§ EXERCISE: Search the material below for the word "chat". Copy every line that has it.

################

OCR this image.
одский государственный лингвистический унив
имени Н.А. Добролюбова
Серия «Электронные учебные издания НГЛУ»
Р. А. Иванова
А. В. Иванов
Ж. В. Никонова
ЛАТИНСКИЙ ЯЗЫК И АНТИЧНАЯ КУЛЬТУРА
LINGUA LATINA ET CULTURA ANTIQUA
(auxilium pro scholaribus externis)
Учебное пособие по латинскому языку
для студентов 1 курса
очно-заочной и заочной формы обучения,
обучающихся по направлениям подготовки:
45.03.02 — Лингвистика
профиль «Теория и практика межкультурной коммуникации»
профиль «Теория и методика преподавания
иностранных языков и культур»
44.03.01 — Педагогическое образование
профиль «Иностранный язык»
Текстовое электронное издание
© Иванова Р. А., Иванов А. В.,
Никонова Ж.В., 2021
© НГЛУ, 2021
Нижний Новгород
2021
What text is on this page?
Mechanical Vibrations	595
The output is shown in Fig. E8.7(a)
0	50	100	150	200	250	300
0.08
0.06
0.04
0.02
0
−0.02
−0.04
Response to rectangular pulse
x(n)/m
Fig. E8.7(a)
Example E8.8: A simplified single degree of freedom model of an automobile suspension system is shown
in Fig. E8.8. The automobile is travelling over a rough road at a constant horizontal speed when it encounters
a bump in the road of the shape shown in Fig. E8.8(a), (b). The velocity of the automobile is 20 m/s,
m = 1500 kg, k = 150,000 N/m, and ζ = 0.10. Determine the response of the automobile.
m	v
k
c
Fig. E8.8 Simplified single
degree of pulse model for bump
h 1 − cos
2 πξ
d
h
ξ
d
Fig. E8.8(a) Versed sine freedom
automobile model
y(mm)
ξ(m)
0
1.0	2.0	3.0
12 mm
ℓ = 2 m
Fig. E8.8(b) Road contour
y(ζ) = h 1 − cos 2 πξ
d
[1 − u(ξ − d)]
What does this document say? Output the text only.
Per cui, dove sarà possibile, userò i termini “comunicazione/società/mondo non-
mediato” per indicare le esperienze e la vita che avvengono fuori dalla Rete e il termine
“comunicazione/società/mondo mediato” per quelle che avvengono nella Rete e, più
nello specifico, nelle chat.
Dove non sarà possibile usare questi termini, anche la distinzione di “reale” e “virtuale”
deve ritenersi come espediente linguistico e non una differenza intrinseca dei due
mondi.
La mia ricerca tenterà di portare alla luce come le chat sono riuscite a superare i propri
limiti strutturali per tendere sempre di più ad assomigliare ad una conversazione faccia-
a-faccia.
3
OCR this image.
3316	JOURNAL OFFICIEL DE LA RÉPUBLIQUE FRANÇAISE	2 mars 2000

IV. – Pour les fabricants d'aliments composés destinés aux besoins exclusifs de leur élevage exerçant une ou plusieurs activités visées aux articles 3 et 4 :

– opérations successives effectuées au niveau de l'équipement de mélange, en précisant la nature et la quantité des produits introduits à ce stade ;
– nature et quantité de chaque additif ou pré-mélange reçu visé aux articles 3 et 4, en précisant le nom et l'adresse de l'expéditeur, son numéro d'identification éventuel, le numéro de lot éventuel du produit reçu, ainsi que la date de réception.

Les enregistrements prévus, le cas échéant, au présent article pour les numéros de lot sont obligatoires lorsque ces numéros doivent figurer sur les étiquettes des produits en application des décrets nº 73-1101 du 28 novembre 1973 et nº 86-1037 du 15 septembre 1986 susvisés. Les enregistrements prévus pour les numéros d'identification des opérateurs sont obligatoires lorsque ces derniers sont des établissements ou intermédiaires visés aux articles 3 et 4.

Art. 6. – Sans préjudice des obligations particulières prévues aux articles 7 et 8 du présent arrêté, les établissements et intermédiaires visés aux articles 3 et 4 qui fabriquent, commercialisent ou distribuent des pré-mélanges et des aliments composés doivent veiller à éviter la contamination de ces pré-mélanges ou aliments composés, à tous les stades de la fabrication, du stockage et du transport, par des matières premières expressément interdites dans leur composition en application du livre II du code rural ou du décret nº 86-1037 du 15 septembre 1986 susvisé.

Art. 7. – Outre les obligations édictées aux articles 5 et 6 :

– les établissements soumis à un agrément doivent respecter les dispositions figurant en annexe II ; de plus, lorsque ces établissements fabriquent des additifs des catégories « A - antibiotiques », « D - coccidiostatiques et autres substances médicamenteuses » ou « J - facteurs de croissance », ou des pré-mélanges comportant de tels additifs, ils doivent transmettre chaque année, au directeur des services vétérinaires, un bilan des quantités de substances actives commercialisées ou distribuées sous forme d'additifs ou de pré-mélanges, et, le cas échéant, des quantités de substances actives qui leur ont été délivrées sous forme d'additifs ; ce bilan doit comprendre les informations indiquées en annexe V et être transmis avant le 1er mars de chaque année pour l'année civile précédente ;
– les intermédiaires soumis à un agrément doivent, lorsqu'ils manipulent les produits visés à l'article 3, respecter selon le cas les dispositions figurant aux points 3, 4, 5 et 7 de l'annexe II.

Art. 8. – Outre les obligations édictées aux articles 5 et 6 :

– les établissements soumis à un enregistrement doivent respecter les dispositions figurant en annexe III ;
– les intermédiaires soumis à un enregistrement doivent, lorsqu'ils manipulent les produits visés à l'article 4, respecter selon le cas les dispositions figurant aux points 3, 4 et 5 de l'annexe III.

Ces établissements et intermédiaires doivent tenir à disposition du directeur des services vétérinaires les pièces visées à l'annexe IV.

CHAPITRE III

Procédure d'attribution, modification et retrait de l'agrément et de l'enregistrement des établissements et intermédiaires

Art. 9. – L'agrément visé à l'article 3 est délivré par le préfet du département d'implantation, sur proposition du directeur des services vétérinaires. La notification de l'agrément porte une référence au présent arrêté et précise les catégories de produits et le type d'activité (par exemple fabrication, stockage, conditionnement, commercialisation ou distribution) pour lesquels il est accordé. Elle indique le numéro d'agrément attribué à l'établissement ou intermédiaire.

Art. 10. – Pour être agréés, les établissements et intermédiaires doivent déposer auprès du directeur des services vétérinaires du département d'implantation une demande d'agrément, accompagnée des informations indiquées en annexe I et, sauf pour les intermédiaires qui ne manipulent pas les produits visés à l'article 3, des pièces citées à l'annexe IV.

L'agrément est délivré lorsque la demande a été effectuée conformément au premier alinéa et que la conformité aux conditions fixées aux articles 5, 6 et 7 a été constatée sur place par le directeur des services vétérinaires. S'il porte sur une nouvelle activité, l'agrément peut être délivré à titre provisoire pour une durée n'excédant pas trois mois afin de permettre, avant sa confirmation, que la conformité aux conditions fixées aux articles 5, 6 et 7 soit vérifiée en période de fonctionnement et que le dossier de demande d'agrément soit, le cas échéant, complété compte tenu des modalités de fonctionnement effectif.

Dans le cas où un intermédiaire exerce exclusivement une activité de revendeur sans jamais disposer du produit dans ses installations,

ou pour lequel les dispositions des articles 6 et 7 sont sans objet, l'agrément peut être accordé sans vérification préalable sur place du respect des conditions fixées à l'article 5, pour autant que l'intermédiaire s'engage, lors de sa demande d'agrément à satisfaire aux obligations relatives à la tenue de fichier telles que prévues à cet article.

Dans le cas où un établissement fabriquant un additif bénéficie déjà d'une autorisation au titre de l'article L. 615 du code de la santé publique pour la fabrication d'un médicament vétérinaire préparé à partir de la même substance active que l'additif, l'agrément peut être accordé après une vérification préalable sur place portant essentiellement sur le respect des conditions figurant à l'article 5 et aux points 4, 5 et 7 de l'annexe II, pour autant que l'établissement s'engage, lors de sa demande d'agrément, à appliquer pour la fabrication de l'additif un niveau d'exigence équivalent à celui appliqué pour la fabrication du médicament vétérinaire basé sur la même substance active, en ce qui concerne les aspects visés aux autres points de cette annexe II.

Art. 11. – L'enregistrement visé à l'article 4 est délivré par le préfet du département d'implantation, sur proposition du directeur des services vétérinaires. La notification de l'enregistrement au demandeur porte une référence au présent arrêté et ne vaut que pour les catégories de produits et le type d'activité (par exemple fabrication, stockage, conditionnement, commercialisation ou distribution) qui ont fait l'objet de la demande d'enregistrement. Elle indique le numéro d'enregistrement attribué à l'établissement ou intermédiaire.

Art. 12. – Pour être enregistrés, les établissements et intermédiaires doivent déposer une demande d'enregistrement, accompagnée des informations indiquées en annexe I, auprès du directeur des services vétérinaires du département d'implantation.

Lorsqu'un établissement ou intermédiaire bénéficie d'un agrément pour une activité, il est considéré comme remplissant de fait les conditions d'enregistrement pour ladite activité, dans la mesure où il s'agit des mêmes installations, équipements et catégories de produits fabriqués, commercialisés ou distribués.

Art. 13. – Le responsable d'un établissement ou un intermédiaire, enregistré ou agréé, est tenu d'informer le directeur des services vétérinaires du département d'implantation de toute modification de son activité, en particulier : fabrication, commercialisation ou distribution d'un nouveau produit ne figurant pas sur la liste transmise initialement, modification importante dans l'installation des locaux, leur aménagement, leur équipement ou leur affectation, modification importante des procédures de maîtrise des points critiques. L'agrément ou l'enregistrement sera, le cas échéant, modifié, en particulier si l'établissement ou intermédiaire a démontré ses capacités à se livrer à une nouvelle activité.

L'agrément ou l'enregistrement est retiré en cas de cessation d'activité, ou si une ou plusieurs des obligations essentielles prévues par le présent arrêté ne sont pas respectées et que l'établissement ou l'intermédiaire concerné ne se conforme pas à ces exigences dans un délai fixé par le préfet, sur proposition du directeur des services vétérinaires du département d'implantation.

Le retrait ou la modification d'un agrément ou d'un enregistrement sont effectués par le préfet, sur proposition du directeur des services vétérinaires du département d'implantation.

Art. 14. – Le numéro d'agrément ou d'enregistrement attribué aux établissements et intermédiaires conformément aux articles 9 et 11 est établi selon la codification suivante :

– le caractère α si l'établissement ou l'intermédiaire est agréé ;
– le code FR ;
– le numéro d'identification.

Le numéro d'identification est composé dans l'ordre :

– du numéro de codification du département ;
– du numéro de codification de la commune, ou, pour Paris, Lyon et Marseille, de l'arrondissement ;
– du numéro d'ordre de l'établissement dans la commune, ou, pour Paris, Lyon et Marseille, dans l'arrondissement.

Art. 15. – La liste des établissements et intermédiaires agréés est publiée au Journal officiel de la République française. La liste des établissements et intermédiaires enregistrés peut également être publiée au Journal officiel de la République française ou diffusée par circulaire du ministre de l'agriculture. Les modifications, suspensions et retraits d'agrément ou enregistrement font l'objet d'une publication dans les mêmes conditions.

################

§ WRITTEN RESPONSE:
nello specifico, nelle chat.
La mia ricerca tenterà di portare alla luce come le chat sono riuscite a superare i propri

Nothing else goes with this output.